● **Material to process**:
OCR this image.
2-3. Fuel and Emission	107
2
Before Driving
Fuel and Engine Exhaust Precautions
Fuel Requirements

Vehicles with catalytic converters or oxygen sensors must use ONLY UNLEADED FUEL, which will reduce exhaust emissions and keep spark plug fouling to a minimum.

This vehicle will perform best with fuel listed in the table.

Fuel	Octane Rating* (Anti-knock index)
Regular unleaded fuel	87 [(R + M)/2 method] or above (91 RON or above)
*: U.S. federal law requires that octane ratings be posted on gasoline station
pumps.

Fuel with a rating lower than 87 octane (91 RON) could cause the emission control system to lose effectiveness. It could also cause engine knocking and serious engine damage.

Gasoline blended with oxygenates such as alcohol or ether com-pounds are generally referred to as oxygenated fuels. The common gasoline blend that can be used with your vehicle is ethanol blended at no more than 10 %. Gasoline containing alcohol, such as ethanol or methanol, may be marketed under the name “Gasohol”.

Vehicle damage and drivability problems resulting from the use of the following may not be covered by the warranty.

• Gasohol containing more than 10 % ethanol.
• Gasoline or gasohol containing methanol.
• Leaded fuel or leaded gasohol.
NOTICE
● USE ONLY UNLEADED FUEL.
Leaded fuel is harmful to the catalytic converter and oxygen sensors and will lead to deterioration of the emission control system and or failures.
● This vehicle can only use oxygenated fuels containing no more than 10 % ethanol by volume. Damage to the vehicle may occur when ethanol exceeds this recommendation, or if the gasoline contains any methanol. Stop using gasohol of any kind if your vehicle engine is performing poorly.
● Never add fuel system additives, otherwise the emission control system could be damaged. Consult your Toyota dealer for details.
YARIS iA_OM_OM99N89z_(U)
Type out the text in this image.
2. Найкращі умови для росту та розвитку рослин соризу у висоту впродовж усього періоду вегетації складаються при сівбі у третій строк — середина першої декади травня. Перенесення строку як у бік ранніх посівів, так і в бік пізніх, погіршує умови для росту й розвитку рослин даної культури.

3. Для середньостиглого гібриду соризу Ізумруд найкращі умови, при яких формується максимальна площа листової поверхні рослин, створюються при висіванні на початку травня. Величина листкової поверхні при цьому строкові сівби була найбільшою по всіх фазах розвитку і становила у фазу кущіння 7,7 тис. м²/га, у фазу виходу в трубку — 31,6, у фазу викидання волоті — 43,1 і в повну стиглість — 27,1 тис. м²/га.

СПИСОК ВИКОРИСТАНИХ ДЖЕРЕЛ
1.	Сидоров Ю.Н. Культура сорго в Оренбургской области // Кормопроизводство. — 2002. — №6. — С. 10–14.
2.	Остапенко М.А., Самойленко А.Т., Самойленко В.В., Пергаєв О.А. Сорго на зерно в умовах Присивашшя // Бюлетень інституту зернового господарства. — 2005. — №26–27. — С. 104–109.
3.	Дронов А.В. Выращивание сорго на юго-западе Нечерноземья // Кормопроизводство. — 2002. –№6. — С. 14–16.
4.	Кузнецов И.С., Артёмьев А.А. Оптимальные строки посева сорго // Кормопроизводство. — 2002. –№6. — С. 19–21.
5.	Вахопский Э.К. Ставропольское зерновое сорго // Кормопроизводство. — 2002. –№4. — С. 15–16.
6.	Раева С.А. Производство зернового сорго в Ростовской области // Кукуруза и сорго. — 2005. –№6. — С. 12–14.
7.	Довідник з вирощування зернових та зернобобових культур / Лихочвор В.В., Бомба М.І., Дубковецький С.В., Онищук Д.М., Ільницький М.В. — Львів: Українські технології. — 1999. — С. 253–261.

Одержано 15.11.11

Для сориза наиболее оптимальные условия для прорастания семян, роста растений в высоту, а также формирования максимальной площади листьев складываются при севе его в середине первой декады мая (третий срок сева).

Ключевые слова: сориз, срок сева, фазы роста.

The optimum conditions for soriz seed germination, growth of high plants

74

● **Exercise**: Copy the records above exactly.

● **Response for this exercise**:
OCR this image.
2-3. Fuel and Emission	107
2
Before Driving
Fuel and Engine Exhaust Precautions
Fuel Requirements

Vehicles with catalytic converters or oxygen sensors must use ONLY UNLEADED FUEL, which will reduce exhaust emissions and keep spark plug fouling to a minimum.

This vehicle will perform best with fuel listed in the table.

Fuel	Octane Rating* (Anti-knock index)
Regular unleaded fuel	87 [(R + M)/2 method] or above (91 RON or above)
*: U.S. federal law requires that octane ratings be posted on gasoline station
pumps.

Fuel with a rating lower than 87 octane (91 RON) could cause the emission control system to lose effectiveness. It could also cause engine knocking and serious engine damage.

Gasoline blended with oxygenates such as alcohol or ether com-pounds are generally referred to as oxygenated fuels. The common gasoline blend that can be used with your vehicle is ethanol blended at no more than 10 %. Gasoline containing alcohol, such as ethanol or methanol, may be marketed under the name “Gasohol”.

Vehicle damage and drivability problems resulting from the use of the following may not be covered by the warranty.

• Gasohol containing more than 10 % ethanol.
• Gasoline or gasohol containing methanol.
• Leaded fuel or leaded gasohol.
NOTICE
● USE ONLY UNLEADED FUEL.
Leaded fuel is harmful to the catalytic converter and oxygen sensors and will lead to deterioration of the emission control system and or failures.
● This vehicle can only use oxygenated fuels containing no more than 10 % ethanol by volume. Damage to the vehicle may occur when ethanol exceeds this recommendation, or if the gasoline contains any methanol. Stop using gasohol of any kind if your vehicle engine is performing poorly.
● Never add fuel system additives, otherwise the emission control system could be damaged. Consult your Toyota dealer for details.
YARIS iA_OM_OM99N89z_(U)
Type out the text in this image.
2. Найкращі умови для росту та розвитку рослин соризу у висоту впродовж усього періоду вегетації складаються при сівбі у третій строк — середина першої декади травня. Перенесення строку як у бік ранніх посівів, так і в бік пізніх, погіршує умови для росту й розвитку рослин даної культури.

3. Для середньостиглого гібриду соризу Ізумруд найкращі умови, при яких формується максимальна площа листової поверхні рослин, створюються при висіванні на початку травня. Величина листкової поверхні при цьому строкові сівби була найбільшою по всіх фазах розвитку і становила у фазу кущіння 7,7 тис. м²/га, у фазу виходу в трубку — 31,6, у фазу викидання волоті — 43,1 і в повну стиглість — 27,1 тис. м²/га.

СПИСОК ВИКОРИСТАНИХ ДЖЕРЕЛ
1.	Сидоров Ю.Н. Культура сорго в Оренбургской области // Кормопроизводство. — 2002. — №6. — С. 10–14.
2.	Остапенко М.А., Самойленко А.Т., Самойленко В.В., Пергаєв О.А. Сорго на зерно в умовах Присивашшя // Бюлетень інституту зернового господарства. — 2005. — №26–27. — С. 104–109.
3.	Дронов А.В. Выращивание сорго на юго-западе Нечерноземья // Кормопроизводство. — 2002. –№6. — С. 14–16.
4.	Кузнецов И.С., Артёмьев А.А. Оптимальные строки посева сорго // Кормопроизводство. — 2002. –№6. — С. 19–21.
5.	Вахопский Э.К. Ставропольское зерновое сорго // Кормопроизводство. — 2002. –№4. — С. 15–16.
6.	Раева С.А. Производство зернового сорго в Ростовской области // Кукуруза и сорго. — 2005. –№6. — С. 12–14.
7.	Довідник з вирощування зернових та зернобобових культур / Лихочвор В.В., Бомба М.І., Дубковецький С.В., Онищук Д.М., Ільницький М.В. — Львів: Українські технології. — 1999. — С. 253–261.

Одержано 15.11.11

Для сориза наиболее оптимальные условия для прорастания семян, роста растений в высоту, а также формирования максимальной площади листьев складываются при севе его в середине первой декады мая (третий срок сева).

Ключевые слова: сориз, срок сева, фазы роста.

The optimum conditions for soriz seed germination, growth of high plants

74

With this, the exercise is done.